(Stored dataset items)
###

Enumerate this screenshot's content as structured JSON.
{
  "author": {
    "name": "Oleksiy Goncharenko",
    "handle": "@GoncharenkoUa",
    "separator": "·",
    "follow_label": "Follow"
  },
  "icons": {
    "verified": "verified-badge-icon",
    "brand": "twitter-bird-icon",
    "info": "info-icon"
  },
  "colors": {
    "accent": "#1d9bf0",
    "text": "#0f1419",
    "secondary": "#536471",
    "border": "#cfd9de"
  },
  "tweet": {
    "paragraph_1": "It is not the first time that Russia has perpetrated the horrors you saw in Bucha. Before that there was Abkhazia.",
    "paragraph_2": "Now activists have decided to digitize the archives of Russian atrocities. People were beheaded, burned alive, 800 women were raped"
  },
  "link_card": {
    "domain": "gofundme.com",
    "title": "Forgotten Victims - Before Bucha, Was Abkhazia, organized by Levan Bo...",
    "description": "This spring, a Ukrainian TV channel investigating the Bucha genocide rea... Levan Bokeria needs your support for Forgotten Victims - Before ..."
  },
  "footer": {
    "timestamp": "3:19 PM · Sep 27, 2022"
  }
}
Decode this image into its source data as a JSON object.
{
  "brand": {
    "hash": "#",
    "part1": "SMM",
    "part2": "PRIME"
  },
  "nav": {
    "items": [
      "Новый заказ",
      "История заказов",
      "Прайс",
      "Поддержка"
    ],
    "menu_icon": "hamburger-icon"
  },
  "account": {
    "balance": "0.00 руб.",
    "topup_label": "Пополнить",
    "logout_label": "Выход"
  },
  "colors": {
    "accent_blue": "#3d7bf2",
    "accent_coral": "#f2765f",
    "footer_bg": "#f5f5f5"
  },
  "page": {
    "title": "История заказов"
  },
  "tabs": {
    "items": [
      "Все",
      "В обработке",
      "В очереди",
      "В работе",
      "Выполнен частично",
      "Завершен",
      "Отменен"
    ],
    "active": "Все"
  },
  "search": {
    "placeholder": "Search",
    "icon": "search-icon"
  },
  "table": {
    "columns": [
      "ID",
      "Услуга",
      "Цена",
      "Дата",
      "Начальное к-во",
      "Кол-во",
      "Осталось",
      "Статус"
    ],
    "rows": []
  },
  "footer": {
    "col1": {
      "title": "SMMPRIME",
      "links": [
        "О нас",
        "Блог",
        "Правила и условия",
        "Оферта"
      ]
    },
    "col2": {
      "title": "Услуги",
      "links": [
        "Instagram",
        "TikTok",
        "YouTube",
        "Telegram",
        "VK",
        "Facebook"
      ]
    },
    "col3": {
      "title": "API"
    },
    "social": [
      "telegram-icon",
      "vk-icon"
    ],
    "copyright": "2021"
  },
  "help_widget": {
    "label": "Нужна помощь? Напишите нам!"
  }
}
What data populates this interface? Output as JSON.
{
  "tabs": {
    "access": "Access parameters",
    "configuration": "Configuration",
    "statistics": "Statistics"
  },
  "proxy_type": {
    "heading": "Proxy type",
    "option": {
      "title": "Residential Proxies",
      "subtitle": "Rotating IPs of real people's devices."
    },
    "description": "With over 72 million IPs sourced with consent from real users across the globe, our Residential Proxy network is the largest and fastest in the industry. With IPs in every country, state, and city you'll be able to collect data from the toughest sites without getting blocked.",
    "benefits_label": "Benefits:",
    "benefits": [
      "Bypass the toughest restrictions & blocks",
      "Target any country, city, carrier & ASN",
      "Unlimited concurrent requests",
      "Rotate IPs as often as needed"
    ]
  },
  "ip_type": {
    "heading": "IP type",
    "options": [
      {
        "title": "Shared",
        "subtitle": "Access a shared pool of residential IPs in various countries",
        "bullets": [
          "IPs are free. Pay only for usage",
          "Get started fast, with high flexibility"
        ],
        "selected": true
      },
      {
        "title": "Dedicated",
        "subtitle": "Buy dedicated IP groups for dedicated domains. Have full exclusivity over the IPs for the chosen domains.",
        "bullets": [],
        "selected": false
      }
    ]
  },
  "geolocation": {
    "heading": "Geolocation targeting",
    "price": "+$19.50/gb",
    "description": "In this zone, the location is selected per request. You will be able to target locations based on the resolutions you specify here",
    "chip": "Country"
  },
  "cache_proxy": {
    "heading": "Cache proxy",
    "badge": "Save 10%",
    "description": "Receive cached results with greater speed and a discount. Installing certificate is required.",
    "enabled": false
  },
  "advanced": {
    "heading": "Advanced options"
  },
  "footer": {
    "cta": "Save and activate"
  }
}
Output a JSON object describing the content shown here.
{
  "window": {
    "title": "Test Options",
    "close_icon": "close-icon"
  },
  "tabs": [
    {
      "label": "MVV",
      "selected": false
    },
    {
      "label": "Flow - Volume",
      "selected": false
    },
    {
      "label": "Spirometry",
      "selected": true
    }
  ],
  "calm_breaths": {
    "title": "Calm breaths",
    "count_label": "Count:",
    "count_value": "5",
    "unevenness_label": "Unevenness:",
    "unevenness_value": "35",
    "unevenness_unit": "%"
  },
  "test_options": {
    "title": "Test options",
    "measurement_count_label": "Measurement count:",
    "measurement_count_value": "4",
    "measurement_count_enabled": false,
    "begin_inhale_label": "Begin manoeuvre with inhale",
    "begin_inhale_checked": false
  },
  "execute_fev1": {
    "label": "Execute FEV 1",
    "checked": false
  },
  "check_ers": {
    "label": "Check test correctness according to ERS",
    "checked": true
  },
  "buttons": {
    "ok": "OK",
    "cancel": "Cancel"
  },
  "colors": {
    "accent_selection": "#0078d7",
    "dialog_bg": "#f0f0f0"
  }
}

###

Transcribe every entry exactly.

SOLUTION TO THE EXERCISE =
Enumerate this screenshot's content as structured JSON.
{
  "author": {
    "name": "Oleksiy Goncharenko",
    "handle": "@GoncharenkoUa",
    "separator": "·",
    "follow_label": "Follow"
  },
  "icons": {
    "verified": "verified-badge-icon",
    "brand": "twitter-bird-icon",
    "info": "info-icon"
  },
  "colors": {
    "accent": "#1d9bf0",
    "text": "#0f1419",
    "secondary": "#536471",
    "border": "#cfd9de"
  },
  "tweet": {
    "paragraph_1": "It is not the first time that Russia has perpetrated the horrors you saw in Bucha. Before that there was Abkhazia.",
    "paragraph_2": "Now activists have decided to digitize the archives of Russian atrocities. People were beheaded, burned alive, 800 women were raped"
  },
  "link_card": {
    "domain": "gofundme.com",
    "title": "Forgotten Victims - Before Bucha, Was Abkhazia, organized by Levan Bo...",
    "description": "This spring, a Ukrainian TV channel investigating the Bucha genocide rea... Levan Bokeria needs your support for Forgotten Victims - Before ..."
  },
  "footer": {
    "timestamp": "3:19 PM · Sep 27, 2022"
  }
}
Decode this image into its source data as a JSON object.
{
  "brand": {
    "hash": "#",
    "part1": "SMM",
    "part2": "PRIME"
  },
  "nav": {
    "items": [
      "Новый заказ",
      "История заказов",
      "Прайс",
      "Поддержка"
    ],
    "menu_icon": "hamburger-icon"
  },
  "account": {
    "balance": "0.00 руб.",
    "topup_label": "Пополнить",
    "logout_label": "Выход"
  },
  "colors": {
    "accent_blue": "#3d7bf2",
    "accent_coral": "#f2765f",
    "footer_bg": "#f5f5f5"
  },
  "page": {
    "title": "История заказов"
  },
  "tabs": {
    "items": [
      "Все",
      "В обработке",
      "В очереди",
      "В работе",
      "Выполнен частично",
      "Завершен",
      "Отменен"
    ],
    "active": "Все"
  },
  "search": {
    "placeholder": "Search",
    "icon": "search-icon"
  },
  "table": {
    "columns": [
      "ID",
      "Услуга",
      "Цена",
      "Дата",
      "Начальное к-во",
      "Кол-во",
      "Осталось",
      "Статус"
    ],
    "rows": []
  },
  "footer": {
    "col1": {
      "title": "SMMPRIME",
      "links": [
        "О нас",
        "Блог",
        "Правила и условия",
        "Оферта"
      ]
    },
    "col2": {
      "title": "Услуги",
      "links": [
        "Instagram",
        "TikTok",
        "YouTube",
        "Telegram",
        "VK",
        "Facebook"
      ]
    },
    "col3": {
      "title": "API"
    },
    "social": [
      "telegram-icon",
      "vk-icon"
    ],
    "copyright": "2021"
  },
  "help_widget": {
    "label": "Нужна помощь? Напишите нам!"
  }
}
What data populates this interface? Output as JSON.
{
  "tabs": {
    "access": "Access parameters",
    "configuration": "Configuration",
    "statistics": "Statistics"
  },
  "proxy_type": {
    "heading": "Proxy type",
    "option": {
      "title": "Residential Proxies",
      "subtitle": "Rotating IPs of real people's devices."
    },
    "description": "With over 72 million IPs sourced with consent from real users across the globe, our Residential Proxy network is the largest and fastest in the industry. With IPs in every country, state, and city you'll be able to collect data from the toughest sites without getting blocked.",
    "benefits_label": "Benefits:",
    "benefits": [
      "Bypass the toughest restrictions & blocks",
      "Target any country, city, carrier & ASN",
      "Unlimited concurrent requests",
      "Rotate IPs as often as needed"
    ]
  },
  "ip_type": {
    "heading": "IP type",
    "options": [
      {
        "title": "Shared",
        "subtitle": "Access a shared pool of residential IPs in various countries",
        "bullets": [
          "IPs are free. Pay only for usage",
          "Get started fast, with high flexibility"
        ],
        "selected": true
      },
      {
        "title": "Dedicated",
        "subtitle": "Buy dedicated IP groups for dedicated domains. Have full exclusivity over the IPs for the chosen domains.",
        "bullets": [],
        "selected": false
      }
    ]
  },
  "geolocation": {
    "heading": "Geolocation targeting",
    "price": "+$19.50/gb",
    "description": "In this zone, the location is selected per request. You will be able to target locations based on the resolutions you specify here",
    "chip": "Country"
  },
  "cache_proxy": {
    "heading": "Cache proxy",
    "badge": "Save 10%",
    "description": "Receive cached results with greater speed and a discount. Installing certificate is required.",
    "enabled": false
  },
  "advanced": {
    "heading": "Advanced options"
  },
  "footer": {
    "cta": "Save and activate"
  }
}
Output a JSON object describing the content shown here.
{
  "window": {
    "title": "Test Options",
    "close_icon": "close-icon"
  },
  "tabs": [
    {
      "label": "MVV",
      "selected": false
    },
    {
      "label": "Flow - Volume",
      "selected": false
    },
    {
      "label": "Spirometry",
      "selected": true
    }
  ],
  "calm_breaths": {
    "title": "Calm breaths",
    "count_label": "Count:",
    "count_value": "5",
    "unevenness_label": "Unevenness:",
    "unevenness_value": "35",
    "unevenness_unit": "%"
  },
  "test_options": {
    "title": "Test options",
    "measurement_count_label": "Measurement count:",
    "measurement_count_value": "4",
    "measurement_count_enabled": false,
    "begin_inhale_label": "Begin manoeuvre with inhale",
    "begin_inhale_checked": false
  },
  "execute_fev1": {
    "label": "Execute FEV 1",
    "checked": false
  },
  "check_ers": {
    "label": "Check test correctness according to ERS",
    "checked": true
  },
  "buttons": {
    "ok": "OK",
    "cancel": "Cancel"
  },
  "colors": {
    "accent_selection": "#0078d7",
    "dialog_bg": "#f0f0f0"
  }
}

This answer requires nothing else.